■ **Do this**
Output the records. Match them exactly.

□ □ □

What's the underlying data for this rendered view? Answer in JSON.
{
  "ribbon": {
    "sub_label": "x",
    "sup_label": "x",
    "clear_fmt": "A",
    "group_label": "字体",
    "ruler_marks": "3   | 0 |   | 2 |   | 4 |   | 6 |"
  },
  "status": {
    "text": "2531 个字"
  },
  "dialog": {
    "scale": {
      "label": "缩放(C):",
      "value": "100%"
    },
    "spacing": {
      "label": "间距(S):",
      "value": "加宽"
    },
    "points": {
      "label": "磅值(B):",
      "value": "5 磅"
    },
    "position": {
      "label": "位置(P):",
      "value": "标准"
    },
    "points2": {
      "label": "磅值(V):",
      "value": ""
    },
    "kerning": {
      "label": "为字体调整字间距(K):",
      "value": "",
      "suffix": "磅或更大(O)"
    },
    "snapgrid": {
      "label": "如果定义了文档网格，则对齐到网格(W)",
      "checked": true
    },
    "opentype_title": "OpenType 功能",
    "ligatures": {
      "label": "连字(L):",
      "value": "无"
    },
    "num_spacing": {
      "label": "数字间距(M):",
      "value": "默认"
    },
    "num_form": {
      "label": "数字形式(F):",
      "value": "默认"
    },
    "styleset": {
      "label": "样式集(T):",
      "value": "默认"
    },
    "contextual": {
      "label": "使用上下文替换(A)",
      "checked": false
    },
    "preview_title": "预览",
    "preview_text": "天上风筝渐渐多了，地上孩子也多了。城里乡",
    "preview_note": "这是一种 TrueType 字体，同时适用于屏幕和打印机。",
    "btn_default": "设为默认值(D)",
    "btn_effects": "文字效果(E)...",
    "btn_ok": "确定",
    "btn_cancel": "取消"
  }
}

□ □ □

■ **Right answer**
What's the underlying data for this rendered view? Answer in JSON.
{
  "ribbon": {
    "sub_label": "x",
    "sup_label": "x",
    "clear_fmt": "A",
    "group_label": "字体",
    "ruler_marks": "3   | 0 |   | 2 |   | 4 |   | 6 |"
  },
  "status": {
    "text": "2531 个字"
  },
  "dialog": {
    "scale": {
      "label": "缩放(C):",
      "value": "100%"
    },
    "spacing": {
      "label": "间距(S):",
      "value": "加宽"
    },
    "points": {
      "label": "磅值(B):",
      "value": "5 磅"
    },
    "position": {
      "label": "位置(P):",
      "value": "标准"
    },
    "points2": {
      "label": "磅值(V):",
      "value": ""
    },
    "kerning": {
      "label": "为字体调整字间距(K):",
      "value": "",
      "suffix": "磅或更大(O)"
    },
    "snapgrid": {
      "label": "如果定义了文档网格，则对齐到网格(W)",
      "checked": true
    },
    "opentype_title": "OpenType 功能",
    "ligatures": {
      "label": "连字(L):",
      "value": "无"
    },
    "num_spacing": {
      "label": "数字间距(M):",
      "value": "默认"
    },
    "num_form": {
      "label": "数字形式(F):",
      "value": "默认"
    },
    "styleset": {
      "label": "样式集(T):",
      "value": "默认"
    },
    "contextual": {
      "label": "使用上下文替换(A)",
      "checked": false
    },
    "preview_title": "预览",
    "preview_text": "天上风筝渐渐多了，地上孩子也多了。城里乡",
    "preview_note": "这是一种 TrueType 字体，同时适用于屏幕和打印机。",
    "btn_default": "设为默认值(D)",
    "btn_effects": "文字效果(E)...",
    "btn_ok": "确定",
    "btn_cancel": "取消"
  }
}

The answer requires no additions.